First the FBI, now the DEA. It seems the federal government has a bone to pick with music festivals.
After news of the FBI having undercovers at Burning Man broke last week, news from LA Weekly confirms that the DEA is providing their own “plain clothes” officers at music events like Labor Day weekend’s Nocturnal Wonderland.
“I can confirm our Riverside DEA office indeed assist the San Bernardino County Sheriff’s Office with enforcement activities at the festival,” said DEA spokesman Timothy Massino.
The festival, which attracted around 85,000 attendees over the weekend, also saw a staggering number of arrests, totaling around 300 for the duration of the event, as well as 32 hospitalizations (only one remained hospitalized by the Friday after the event). Of the arrests, “37 of them were federal cases prompting arrests by the Drug Enforcement Administration and the Bureau of Alcohol, Tobacco, Firearms and Explosives.”
“There’s clearly a huge synthetic drug problem in the scene,” Massino said. “It’s rampantly distributed. Based on the increased prevalence of the stuff, I could see being asked to do this more often — to come out and assist with these operations.”
“The state and local agencies are cracking down. If they invite us, odds are we’re going to come play.”
This is not the first report of undercover agents at music festivals. Lightning In A Bottle 2013 was attended by “undercover deputies from the Riverside County Sheriff’s Department’s Special Investigations Bureau” wherein “fifty-eight arrests were made.” Similarly, this year’s Electric Zoo festival was heavily criticized on social media for its police presence and suspicious of heavy undercover presence.

Given information:
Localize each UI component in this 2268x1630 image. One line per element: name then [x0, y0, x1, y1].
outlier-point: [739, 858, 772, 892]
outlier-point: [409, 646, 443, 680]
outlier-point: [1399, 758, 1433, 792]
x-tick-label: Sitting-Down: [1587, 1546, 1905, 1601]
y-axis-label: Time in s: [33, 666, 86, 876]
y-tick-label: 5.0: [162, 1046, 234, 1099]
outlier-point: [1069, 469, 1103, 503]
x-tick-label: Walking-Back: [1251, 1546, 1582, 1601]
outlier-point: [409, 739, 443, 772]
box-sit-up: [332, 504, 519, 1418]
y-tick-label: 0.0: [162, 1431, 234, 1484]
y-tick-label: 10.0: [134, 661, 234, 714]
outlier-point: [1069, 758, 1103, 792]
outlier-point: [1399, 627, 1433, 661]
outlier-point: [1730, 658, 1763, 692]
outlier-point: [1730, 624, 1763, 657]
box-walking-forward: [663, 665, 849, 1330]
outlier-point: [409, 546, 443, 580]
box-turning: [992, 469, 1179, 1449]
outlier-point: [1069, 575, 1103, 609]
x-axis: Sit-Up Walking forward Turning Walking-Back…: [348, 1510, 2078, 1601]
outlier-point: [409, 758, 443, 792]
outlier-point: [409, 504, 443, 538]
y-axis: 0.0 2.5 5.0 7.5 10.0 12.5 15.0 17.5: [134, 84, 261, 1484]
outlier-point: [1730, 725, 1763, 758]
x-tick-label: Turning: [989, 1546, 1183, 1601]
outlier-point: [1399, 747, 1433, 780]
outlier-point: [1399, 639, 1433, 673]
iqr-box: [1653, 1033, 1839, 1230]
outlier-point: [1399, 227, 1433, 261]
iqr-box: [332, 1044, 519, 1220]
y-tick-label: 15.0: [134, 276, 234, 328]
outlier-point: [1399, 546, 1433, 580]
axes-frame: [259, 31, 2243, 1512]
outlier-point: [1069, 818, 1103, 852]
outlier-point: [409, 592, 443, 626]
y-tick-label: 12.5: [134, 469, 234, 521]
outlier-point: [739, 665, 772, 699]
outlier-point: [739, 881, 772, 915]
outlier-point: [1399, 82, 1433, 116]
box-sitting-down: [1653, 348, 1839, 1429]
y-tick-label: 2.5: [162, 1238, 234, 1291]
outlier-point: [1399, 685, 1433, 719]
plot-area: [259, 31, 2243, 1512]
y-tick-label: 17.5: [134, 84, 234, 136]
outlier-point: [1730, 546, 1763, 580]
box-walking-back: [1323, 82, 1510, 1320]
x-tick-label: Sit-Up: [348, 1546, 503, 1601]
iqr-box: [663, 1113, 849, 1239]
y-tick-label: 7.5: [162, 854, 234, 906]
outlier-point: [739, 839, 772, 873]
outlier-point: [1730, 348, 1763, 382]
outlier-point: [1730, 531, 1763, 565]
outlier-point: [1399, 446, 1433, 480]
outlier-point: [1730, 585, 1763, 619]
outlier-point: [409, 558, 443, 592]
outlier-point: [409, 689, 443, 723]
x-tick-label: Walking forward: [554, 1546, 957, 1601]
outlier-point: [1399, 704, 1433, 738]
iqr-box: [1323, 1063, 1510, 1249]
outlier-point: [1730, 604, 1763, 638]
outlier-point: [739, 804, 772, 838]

Problem:
Can you rewrite the article on federal agents at music festivals from "After news of" up to and including "weekend’s Nocturnal Wonderland.", updated so that "plain clothes" reads "undercover" instead?

Exercise answer:
After news of the FBI having undercovers at Burning Man broke last week, news from LA Weekly confirms that the DEA is providing their own “undercover” officers at music events like Labor Day weekend’s Nocturnal Wonderland.